WORK INSTRUCTIONS:
Transcribe the listing word for word.

DATA TO PROCESS:
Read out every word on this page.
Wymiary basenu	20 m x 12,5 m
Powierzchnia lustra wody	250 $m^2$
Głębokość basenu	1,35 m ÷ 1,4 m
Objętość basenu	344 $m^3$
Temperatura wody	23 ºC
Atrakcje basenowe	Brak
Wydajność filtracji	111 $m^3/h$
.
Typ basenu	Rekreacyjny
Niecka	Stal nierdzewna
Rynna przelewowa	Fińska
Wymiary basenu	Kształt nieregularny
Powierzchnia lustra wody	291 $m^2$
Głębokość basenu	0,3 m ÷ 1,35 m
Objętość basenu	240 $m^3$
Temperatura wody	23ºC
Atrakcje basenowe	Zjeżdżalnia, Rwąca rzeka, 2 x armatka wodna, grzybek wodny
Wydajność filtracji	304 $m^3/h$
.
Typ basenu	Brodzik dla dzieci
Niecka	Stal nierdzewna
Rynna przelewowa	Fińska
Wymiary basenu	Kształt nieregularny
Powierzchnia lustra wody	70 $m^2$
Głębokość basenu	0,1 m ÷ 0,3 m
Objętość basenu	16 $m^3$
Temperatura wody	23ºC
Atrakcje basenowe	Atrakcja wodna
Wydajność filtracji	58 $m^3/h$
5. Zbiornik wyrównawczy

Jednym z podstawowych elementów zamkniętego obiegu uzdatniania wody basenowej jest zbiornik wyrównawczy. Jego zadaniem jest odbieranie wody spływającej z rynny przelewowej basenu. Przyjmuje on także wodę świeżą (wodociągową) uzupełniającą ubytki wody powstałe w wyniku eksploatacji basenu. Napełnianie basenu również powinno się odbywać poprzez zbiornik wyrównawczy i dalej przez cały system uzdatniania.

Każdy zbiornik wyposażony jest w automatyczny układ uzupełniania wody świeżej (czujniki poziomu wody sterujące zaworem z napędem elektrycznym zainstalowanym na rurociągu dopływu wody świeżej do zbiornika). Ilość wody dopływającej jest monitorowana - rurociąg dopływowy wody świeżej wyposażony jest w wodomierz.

OUTPUT BELOW:
Read out every word on this page.
Wymiary basenu	20 m x 12,5 m
Powierzchnia lustra wody	250 $m^2$
Głębokość basenu	1,35 m ÷ 1,4 m
Objętość basenu	344 $m^3$
Temperatura wody	23 ºC
Atrakcje basenowe	Brak
Wydajność filtracji	111 $m^3/h$
.
Typ basenu	Rekreacyjny
Niecka	Stal nierdzewna
Rynna przelewowa	Fińska
Wymiary basenu	Kształt nieregularny
Powierzchnia lustra wody	291 $m^2$
Głębokość basenu	0,3 m ÷ 1,35 m
Objętość basenu	240 $m^3$
Temperatura wody	23ºC
Atrakcje basenowe	Zjeżdżalnia, Rwąca rzeka, 2 x armatka wodna, grzybek wodny
Wydajność filtracji	304 $m^3/h$
.
Typ basenu	Brodzik dla dzieci
Niecka	Stal nierdzewna
Rynna przelewowa	Fińska
Wymiary basenu	Kształt nieregularny
Powierzchnia lustra wody	70 $m^2$
Głębokość basenu	0,1 m ÷ 0,3 m
Objętość basenu	16 $m^3$
Temperatura wody	23ºC
Atrakcje basenowe	Atrakcja wodna
Wydajność filtracji	58 $m^3/h$
5. Zbiornik wyrównawczy

Jednym z podstawowych elementów zamkniętego obiegu uzdatniania wody basenowej jest zbiornik wyrównawczy. Jego zadaniem jest odbieranie wody spływającej z rynny przelewowej basenu. Przyjmuje on także wodę świeżą (wodociągową) uzupełniającą ubytki wody powstałe w wyniku eksploatacji basenu. Napełnianie basenu również powinno się odbywać poprzez zbiornik wyrównawczy i dalej przez cały system uzdatniania.

Każdy zbiornik wyposażony jest w automatyczny układ uzupełniania wody świeżej (czujniki poziomu wody sterujące zaworem z napędem elektrycznym zainstalowanym na rurociągu dopływu wody świeżej do zbiornika). Ilość wody dopływającej jest monitorowana - rurociąg dopływowy wody świeżej wyposażony jest w wodomierz.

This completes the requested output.